Data shown ▸
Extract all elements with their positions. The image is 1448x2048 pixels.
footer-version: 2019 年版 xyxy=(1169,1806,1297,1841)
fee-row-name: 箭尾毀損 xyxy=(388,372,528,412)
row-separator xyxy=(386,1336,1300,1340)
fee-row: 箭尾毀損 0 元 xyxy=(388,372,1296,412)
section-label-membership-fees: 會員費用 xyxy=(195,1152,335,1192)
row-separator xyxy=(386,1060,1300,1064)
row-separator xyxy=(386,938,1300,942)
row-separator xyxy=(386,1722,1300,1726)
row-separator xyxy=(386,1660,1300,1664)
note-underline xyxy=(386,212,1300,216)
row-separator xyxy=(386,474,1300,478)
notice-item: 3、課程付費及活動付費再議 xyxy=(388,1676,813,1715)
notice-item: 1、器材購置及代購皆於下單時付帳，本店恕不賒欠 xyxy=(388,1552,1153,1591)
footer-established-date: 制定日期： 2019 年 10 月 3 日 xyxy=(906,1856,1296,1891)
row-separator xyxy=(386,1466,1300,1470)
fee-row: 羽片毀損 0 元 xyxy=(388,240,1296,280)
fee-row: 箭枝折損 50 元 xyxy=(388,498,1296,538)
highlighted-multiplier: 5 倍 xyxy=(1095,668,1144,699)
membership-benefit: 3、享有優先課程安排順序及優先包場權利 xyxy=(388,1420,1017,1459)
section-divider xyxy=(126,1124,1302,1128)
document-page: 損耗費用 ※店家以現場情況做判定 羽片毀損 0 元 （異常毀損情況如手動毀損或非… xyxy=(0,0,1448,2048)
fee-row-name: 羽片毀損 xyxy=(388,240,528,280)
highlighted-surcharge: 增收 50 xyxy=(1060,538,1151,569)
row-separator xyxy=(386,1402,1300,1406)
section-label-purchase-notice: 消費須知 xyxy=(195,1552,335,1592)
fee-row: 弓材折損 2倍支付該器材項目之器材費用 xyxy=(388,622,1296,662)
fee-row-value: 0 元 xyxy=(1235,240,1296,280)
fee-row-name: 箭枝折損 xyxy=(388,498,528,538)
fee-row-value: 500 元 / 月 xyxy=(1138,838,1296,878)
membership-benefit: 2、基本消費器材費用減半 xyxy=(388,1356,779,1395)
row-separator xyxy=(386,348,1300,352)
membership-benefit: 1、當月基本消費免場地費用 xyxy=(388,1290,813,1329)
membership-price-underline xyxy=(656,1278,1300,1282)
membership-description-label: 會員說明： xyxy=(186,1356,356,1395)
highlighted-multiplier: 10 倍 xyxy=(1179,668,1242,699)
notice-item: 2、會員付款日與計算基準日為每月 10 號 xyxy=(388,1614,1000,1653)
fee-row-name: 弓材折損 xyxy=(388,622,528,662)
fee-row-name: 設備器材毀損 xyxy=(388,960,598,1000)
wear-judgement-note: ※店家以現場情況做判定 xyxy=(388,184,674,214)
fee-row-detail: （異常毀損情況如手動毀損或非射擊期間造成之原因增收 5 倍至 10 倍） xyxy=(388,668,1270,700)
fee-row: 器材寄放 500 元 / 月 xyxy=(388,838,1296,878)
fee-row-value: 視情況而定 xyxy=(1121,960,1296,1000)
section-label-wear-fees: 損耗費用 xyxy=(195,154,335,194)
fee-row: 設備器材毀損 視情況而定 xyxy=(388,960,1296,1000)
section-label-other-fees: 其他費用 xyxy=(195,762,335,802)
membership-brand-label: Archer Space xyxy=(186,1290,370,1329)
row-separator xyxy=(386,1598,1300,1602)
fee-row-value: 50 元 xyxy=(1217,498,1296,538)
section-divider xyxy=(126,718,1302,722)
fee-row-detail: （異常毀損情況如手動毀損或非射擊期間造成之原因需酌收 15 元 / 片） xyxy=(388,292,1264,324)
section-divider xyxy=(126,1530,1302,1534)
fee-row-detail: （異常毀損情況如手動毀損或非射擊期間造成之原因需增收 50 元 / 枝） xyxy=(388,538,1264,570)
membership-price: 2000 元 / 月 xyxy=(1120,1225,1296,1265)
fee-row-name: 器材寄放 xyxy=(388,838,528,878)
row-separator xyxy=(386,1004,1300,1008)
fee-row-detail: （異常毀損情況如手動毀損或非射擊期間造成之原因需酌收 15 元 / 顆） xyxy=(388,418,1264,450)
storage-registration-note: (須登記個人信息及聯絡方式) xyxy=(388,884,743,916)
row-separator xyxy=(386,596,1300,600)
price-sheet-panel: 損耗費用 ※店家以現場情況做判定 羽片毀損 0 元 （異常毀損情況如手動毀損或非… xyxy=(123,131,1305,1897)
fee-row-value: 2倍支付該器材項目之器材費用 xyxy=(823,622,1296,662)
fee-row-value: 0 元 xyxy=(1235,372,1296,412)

Required task ▸ Write out the material above again, line for line, with nothing changed.

Result of the exercise ▸
Extract all elements with their positions. The image is 1448x2048 pixels.
footer-version: 2019 年版 xyxy=(1169,1806,1297,1841)
fee-row-name: 箭尾毀損 xyxy=(388,372,528,412)
row-separator xyxy=(386,1336,1300,1340)
fee-row: 箭尾毀損 0 元 xyxy=(388,372,1296,412)
section-label-membership-fees: 會員費用 xyxy=(195,1152,335,1192)
row-separator xyxy=(386,1060,1300,1064)
row-separator xyxy=(386,938,1300,942)
row-separator xyxy=(386,1722,1300,1726)
row-separator xyxy=(386,1660,1300,1664)
note-underline xyxy=(386,212,1300,216)
row-separator xyxy=(386,474,1300,478)
notice-item: 3、課程付費及活動付費再議 xyxy=(388,1676,813,1715)
notice-item: 1、器材購置及代購皆於下單時付帳，本店恕不賒欠 xyxy=(388,1552,1153,1591)
footer-established-date: 制定日期： 2019 年 10 月 3 日 xyxy=(906,1856,1296,1891)
row-separator xyxy=(386,1466,1300,1470)
fee-row: 羽片毀損 0 元 xyxy=(388,240,1296,280)
fee-row: 箭枝折損 50 元 xyxy=(388,498,1296,538)
highlighted-multiplier: 5 倍 xyxy=(1095,668,1144,699)
membership-benefit: 3、享有優先課程安排順序及優先包場權利 xyxy=(388,1420,1017,1459)
section-divider xyxy=(126,1124,1302,1128)
document-page: 損耗費用 ※店家以現場情況做判定 羽片毀損 0 元 （異常毀損情況如手動毀損或非… xyxy=(0,0,1448,2048)
fee-row-name: 羽片毀損 xyxy=(388,240,528,280)
highlighted-surcharge: 增收 50 xyxy=(1060,538,1151,569)
row-separator xyxy=(386,1402,1300,1406)
section-label-purchase-notice: 消費須知 xyxy=(195,1552,335,1592)
fee-row: 弓材折損 2倍支付該器材項目之器材費用 xyxy=(388,622,1296,662)
fee-row-value: 0 元 xyxy=(1235,240,1296,280)
fee-row-name: 箭枝折損 xyxy=(388,498,528,538)
fee-row-value: 500 元 / 月 xyxy=(1138,838,1296,878)
membership-benefit: 2、基本消費器材費用減半 xyxy=(388,1356,779,1395)
row-separator xyxy=(386,348,1300,352)
membership-benefit: 1、當月基本消費免場地費用 xyxy=(388,1290,813,1329)
membership-price-underline xyxy=(656,1278,1300,1282)
membership-description-label: 會員說明： xyxy=(186,1356,356,1395)
highlighted-multiplier: 10 倍 xyxy=(1179,668,1242,699)
notice-item: 2、會員付款日與計算基準日為每月 10 號 xyxy=(388,1614,1000,1653)
fee-row-name: 弓材折損 xyxy=(388,622,528,662)
fee-row-name: 設備器材毀損 xyxy=(388,960,598,1000)
wear-judgement-note: ※店家以現場情況做判定 xyxy=(388,184,674,214)
fee-row-detail: （異常毀損情況如手動毀損或非射擊期間造成之原因增收 5 倍至 10 倍） xyxy=(388,668,1270,700)
fee-row: 器材寄放 500 元 / 月 xyxy=(388,838,1296,878)
fee-row-value: 視情況而定 xyxy=(1121,960,1296,1000)
section-label-wear-fees: 損耗費用 xyxy=(195,154,335,194)
fee-row: 設備器材毀損 視情況而定 xyxy=(388,960,1296,1000)
section-label-other-fees: 其他費用 xyxy=(195,762,335,802)
membership-brand-label: Archer Space xyxy=(186,1290,370,1329)
row-separator xyxy=(386,1598,1300,1602)
fee-row-value: 50 元 xyxy=(1217,498,1296,538)
section-divider xyxy=(126,718,1302,722)
fee-row-detail: （異常毀損情況如手動毀損或非射擊期間造成之原因需酌收 15 元 / 片） xyxy=(388,292,1264,324)
section-divider xyxy=(126,1530,1302,1534)
fee-row-detail: （異常毀損情況如手動毀損或非射擊期間造成之原因需增收 50 元 / 枝） xyxy=(388,538,1264,570)
membership-price: 2000 元 / 月 xyxy=(1120,1225,1296,1265)
fee-row-name: 器材寄放 xyxy=(388,838,528,878)
row-separator xyxy=(386,1004,1300,1008)
fee-row-detail: （異常毀損情況如手動毀損或非射擊期間造成之原因需酌收 15 元 / 顆） xyxy=(388,418,1264,450)
storage-registration-note: (須登記個人信息及聯絡方式) xyxy=(388,884,743,916)
row-separator xyxy=(386,596,1300,600)
price-sheet-panel: 損耗費用 ※店家以現場情況做判定 羽片毀損 0 元 （異常毀損情況如手動毀損或非… xyxy=(123,131,1305,1897)
fee-row-value: 2倍支付該器材項目之器材費用 xyxy=(823,622,1296,662)
fee-row-value: 0 元 xyxy=(1235,372,1296,412)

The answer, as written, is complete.